[Data excerpts]
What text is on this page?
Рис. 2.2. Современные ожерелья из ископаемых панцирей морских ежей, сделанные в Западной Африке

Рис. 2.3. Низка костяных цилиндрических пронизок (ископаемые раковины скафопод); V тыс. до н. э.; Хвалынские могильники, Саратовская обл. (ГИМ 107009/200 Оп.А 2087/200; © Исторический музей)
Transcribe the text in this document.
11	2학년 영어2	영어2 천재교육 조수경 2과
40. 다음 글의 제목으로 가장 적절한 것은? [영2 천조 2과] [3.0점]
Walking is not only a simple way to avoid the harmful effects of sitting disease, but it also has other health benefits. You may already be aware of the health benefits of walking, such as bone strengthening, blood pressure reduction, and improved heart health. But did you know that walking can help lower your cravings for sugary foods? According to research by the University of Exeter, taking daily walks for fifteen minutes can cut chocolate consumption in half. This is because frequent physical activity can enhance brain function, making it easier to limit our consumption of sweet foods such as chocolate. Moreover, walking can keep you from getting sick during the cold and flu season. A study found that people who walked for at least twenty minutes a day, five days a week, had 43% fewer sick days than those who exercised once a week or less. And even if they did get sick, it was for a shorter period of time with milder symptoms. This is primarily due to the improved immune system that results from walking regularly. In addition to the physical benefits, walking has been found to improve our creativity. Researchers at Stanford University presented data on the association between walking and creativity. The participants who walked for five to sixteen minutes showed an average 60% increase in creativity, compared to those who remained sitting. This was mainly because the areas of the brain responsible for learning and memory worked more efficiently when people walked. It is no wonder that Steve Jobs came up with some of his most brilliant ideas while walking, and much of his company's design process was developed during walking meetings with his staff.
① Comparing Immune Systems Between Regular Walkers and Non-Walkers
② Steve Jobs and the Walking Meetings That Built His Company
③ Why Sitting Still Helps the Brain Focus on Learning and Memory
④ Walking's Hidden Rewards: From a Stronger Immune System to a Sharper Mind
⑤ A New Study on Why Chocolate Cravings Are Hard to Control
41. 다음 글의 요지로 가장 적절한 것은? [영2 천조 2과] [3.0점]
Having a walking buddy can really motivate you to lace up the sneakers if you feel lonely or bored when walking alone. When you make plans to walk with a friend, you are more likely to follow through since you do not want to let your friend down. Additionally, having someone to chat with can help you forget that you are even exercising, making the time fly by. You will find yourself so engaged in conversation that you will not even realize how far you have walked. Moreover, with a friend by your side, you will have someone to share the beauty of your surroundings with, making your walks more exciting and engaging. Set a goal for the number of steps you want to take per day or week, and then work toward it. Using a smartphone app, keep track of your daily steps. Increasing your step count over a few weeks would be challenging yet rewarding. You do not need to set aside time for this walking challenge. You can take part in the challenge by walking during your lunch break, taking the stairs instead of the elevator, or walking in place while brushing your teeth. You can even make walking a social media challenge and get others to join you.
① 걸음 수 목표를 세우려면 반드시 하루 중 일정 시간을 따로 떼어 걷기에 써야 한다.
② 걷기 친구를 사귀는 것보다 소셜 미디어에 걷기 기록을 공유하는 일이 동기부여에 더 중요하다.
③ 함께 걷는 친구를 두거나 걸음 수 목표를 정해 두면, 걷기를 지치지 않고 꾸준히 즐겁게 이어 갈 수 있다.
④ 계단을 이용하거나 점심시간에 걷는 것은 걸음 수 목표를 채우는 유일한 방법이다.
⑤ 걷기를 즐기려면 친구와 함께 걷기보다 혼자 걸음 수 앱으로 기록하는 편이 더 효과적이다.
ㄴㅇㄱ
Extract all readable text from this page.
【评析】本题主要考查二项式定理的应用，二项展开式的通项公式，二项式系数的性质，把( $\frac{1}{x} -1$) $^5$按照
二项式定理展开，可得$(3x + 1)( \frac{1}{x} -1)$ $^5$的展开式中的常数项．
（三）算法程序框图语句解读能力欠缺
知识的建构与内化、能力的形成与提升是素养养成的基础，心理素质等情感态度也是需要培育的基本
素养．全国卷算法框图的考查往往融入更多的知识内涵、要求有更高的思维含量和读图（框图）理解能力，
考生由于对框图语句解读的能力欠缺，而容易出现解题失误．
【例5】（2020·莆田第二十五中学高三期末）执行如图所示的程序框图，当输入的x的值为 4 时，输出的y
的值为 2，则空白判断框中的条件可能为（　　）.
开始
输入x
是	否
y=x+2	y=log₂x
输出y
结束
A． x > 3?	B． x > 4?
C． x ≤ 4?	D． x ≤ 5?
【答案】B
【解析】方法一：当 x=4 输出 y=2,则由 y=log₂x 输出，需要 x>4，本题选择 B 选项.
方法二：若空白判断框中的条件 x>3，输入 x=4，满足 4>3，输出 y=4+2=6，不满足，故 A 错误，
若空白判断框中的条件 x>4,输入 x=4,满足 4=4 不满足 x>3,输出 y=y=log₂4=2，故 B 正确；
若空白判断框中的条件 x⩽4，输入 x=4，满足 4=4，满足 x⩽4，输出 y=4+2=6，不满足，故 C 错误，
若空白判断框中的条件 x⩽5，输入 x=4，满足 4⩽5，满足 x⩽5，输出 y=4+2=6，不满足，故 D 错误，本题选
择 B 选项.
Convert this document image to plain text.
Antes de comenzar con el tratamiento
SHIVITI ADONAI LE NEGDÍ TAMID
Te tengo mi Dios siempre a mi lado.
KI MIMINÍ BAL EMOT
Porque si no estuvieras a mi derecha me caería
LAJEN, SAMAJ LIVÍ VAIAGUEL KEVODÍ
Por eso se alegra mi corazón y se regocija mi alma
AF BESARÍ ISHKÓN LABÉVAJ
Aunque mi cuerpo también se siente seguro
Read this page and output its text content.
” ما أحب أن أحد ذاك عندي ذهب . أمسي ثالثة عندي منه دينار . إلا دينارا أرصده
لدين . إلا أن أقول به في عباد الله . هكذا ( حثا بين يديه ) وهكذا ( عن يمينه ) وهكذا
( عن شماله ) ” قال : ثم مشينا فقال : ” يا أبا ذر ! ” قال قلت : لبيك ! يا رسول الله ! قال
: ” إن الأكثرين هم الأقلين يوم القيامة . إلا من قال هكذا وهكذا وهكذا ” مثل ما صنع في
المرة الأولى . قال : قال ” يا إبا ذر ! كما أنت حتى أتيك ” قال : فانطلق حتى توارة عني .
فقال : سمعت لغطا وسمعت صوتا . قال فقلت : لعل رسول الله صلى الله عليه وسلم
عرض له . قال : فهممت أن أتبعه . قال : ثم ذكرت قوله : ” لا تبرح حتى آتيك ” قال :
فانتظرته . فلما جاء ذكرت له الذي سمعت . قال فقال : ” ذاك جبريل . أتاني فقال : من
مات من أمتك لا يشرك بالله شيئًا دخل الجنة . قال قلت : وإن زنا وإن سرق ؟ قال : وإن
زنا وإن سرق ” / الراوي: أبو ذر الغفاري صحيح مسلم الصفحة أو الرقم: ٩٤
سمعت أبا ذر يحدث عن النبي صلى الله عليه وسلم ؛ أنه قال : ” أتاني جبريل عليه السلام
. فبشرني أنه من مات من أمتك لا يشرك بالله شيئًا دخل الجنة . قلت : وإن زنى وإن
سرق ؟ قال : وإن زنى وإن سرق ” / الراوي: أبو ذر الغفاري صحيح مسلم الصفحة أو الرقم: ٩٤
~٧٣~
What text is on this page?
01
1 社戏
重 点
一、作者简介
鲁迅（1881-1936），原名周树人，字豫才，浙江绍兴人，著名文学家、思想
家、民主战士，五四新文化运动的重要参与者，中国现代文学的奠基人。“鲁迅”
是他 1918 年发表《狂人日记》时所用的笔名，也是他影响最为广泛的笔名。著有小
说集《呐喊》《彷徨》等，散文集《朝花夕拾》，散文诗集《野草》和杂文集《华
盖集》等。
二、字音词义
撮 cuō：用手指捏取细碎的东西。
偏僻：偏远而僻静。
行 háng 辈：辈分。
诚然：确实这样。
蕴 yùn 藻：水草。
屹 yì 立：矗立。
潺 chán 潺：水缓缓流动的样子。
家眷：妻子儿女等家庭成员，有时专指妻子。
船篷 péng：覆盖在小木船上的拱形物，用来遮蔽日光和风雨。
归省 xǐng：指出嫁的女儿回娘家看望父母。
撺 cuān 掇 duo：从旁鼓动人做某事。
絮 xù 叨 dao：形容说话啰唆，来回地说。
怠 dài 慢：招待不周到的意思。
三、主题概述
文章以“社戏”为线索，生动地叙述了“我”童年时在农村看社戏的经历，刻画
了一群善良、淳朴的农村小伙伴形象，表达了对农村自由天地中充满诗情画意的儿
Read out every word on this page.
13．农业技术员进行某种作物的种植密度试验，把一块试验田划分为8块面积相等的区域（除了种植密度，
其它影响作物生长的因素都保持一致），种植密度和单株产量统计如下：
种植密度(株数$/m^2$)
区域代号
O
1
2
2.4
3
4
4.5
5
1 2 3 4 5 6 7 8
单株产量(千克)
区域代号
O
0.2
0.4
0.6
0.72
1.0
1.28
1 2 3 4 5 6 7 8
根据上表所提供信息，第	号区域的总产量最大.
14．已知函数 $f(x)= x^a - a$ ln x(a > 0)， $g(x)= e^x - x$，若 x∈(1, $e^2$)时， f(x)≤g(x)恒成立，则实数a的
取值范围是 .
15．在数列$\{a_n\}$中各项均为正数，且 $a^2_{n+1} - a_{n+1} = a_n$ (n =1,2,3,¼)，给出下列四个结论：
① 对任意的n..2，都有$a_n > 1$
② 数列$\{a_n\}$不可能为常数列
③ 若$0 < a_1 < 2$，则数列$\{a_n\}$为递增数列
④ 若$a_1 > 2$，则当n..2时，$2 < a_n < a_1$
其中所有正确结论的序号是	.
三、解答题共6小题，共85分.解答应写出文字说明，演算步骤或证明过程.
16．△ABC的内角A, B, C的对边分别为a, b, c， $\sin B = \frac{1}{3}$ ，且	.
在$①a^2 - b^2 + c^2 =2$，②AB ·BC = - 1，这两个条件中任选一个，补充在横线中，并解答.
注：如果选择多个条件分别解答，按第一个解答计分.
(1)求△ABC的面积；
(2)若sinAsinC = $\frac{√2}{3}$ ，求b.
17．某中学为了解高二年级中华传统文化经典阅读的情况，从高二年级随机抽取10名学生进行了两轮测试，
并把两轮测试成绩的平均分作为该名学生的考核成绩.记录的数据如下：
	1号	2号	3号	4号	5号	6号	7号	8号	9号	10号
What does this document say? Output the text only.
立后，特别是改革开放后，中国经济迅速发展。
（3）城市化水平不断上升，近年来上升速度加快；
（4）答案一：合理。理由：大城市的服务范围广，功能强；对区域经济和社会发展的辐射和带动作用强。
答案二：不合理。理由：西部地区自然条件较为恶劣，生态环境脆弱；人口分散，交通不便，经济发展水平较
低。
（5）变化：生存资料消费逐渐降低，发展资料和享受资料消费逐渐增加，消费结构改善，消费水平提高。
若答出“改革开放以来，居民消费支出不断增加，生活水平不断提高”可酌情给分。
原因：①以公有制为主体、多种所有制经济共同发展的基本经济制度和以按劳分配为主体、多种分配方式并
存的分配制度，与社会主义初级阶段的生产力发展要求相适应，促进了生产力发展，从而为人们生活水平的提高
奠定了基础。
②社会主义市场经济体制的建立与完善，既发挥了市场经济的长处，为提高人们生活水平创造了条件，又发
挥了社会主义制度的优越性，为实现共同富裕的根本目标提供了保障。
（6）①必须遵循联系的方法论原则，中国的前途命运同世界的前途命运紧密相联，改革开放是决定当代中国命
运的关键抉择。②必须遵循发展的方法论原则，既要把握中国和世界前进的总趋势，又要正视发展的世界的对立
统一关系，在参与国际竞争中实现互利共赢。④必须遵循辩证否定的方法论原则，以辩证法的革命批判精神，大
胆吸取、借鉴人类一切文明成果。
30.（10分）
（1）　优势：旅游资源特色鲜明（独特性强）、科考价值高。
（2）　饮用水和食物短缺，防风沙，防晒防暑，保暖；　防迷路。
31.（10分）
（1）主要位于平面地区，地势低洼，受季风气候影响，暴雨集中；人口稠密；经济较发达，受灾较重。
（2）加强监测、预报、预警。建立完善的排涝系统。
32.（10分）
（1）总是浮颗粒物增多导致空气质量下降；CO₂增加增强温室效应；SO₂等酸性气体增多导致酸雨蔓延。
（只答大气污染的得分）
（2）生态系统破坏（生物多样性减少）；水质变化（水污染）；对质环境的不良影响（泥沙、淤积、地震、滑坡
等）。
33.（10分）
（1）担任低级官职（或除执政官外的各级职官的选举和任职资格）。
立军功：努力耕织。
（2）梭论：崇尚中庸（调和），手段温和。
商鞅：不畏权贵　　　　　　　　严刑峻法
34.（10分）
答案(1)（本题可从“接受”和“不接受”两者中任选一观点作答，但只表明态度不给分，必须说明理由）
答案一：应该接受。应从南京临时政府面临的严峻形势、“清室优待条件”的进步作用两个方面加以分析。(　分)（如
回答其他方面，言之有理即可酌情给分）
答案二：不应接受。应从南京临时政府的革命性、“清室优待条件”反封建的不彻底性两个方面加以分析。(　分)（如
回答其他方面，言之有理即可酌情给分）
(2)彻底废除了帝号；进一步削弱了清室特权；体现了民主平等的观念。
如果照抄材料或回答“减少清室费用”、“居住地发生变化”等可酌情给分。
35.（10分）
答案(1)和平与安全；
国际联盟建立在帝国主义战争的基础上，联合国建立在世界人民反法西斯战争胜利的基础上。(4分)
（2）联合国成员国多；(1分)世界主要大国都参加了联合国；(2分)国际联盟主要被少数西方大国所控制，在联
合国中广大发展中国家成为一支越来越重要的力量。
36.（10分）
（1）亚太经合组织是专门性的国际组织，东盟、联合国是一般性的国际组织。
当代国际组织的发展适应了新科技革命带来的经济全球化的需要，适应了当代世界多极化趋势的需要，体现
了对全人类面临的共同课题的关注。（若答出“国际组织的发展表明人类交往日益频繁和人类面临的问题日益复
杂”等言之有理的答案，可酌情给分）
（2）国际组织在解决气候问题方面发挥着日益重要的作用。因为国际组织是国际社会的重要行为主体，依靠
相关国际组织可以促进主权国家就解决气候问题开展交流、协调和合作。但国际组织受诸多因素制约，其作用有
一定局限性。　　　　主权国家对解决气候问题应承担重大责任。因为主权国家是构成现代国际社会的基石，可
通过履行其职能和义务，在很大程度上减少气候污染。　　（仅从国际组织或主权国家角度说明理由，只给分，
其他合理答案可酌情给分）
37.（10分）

WRITTEN PROBLEM.
Your task is to gather every line with the word "الغفاري" and copy it.

SOLUTION.
زنا وإن سرق ” / الراوي: أبو ذر الغفاري صحيح مسلم الصفحة أو الرقم: ٩٤
سرق ؟ قال : وإن زنى وإن سرق ” / الراوي: أبو ذر الغفاري صحيح مسلم الصفحة أو الرقم: ٩٤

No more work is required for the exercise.